### WHAT YOU HAVE TO DO
Each line that includes the word "General" counts once; give the total and nothing more.
.....
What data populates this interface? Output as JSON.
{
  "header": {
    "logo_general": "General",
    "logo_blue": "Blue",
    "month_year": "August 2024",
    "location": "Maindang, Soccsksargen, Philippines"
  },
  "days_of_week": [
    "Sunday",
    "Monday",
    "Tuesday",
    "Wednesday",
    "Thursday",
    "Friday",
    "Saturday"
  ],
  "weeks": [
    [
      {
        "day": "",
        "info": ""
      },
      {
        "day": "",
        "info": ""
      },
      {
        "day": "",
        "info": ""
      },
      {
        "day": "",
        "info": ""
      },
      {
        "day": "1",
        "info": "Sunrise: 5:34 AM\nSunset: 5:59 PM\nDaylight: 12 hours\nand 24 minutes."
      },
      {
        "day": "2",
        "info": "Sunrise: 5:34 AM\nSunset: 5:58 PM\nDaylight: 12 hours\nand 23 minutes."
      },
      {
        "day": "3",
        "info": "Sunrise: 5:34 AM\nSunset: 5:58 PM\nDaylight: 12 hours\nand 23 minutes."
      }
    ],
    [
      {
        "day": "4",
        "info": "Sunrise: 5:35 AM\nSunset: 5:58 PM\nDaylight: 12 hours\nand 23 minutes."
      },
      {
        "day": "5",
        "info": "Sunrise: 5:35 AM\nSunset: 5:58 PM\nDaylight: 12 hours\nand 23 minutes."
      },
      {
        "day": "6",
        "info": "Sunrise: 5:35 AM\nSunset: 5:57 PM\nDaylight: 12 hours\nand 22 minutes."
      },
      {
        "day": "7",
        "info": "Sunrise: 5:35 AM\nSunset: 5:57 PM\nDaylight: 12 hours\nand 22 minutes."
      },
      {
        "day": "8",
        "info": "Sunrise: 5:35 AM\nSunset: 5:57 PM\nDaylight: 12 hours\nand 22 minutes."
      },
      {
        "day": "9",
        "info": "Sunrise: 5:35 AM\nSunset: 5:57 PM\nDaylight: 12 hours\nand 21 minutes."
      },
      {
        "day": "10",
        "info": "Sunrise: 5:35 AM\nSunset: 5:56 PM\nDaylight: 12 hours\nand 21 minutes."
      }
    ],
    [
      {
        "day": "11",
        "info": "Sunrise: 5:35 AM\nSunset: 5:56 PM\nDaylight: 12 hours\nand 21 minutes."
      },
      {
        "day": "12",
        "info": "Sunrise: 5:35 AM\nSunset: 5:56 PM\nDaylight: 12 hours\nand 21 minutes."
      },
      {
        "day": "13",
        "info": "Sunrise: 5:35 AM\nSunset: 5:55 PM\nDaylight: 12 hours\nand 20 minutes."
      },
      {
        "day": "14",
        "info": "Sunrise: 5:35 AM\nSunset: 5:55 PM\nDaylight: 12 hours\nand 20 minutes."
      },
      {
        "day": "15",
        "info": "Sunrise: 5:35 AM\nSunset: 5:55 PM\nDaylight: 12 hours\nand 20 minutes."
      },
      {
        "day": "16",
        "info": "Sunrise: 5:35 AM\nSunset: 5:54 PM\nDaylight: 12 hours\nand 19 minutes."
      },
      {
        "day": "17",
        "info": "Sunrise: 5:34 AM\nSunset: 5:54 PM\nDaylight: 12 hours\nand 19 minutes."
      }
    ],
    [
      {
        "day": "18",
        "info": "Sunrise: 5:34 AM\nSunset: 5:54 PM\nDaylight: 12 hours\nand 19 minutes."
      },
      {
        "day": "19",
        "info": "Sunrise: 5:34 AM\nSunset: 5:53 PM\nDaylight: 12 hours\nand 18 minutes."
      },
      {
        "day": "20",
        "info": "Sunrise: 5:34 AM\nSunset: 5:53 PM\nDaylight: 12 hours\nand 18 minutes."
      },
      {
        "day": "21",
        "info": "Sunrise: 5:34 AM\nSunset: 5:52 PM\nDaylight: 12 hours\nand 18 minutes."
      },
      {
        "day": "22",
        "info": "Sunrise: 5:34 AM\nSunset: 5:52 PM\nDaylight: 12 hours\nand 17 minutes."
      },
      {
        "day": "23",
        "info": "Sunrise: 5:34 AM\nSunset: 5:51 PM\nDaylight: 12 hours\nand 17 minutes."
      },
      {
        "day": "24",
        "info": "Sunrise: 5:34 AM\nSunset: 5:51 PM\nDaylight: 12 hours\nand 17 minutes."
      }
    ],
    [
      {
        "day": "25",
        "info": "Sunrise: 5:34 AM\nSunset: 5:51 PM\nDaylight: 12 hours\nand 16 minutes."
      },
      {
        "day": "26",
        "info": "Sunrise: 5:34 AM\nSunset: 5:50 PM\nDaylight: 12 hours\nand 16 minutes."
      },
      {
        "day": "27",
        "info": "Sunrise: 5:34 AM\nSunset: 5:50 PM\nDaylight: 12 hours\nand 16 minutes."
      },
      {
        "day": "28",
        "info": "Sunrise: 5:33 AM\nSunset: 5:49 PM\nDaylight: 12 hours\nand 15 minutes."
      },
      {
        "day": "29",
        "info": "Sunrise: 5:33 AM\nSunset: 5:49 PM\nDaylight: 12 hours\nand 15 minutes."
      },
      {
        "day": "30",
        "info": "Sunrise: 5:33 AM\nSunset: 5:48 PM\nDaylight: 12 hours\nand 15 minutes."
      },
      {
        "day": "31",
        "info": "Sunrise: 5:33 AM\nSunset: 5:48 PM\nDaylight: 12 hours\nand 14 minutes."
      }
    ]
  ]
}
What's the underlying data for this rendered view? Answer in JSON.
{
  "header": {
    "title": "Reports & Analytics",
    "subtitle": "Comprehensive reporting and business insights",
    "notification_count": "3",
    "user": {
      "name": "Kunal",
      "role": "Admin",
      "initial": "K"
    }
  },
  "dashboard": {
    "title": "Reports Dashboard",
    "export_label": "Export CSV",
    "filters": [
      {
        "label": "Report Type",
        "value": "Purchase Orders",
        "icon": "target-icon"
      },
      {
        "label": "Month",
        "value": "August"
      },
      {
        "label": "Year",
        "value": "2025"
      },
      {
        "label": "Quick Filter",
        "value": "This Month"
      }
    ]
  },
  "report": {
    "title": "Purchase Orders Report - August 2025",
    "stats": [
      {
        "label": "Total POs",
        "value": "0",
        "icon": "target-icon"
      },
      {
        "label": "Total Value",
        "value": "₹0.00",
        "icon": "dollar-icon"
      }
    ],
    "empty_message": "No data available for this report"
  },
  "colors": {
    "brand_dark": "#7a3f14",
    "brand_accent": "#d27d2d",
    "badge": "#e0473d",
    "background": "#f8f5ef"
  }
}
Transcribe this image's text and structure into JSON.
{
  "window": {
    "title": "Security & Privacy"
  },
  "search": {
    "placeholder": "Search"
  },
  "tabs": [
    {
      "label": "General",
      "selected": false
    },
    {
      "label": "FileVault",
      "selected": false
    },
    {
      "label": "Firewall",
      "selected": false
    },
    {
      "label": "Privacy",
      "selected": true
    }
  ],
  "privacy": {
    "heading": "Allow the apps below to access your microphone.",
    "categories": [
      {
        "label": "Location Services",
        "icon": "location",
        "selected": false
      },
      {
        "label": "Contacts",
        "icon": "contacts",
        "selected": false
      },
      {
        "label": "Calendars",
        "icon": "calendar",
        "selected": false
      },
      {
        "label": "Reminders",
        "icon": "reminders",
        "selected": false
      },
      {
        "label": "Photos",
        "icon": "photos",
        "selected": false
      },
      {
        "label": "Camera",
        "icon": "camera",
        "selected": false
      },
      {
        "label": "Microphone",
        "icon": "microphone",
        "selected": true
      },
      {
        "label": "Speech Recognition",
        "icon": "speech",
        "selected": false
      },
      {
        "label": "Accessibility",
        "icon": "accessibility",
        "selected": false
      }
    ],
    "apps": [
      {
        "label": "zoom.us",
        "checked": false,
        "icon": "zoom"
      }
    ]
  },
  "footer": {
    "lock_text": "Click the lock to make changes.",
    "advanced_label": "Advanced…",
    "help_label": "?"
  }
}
.....
### ANSWER TO THIS EXERCISE
2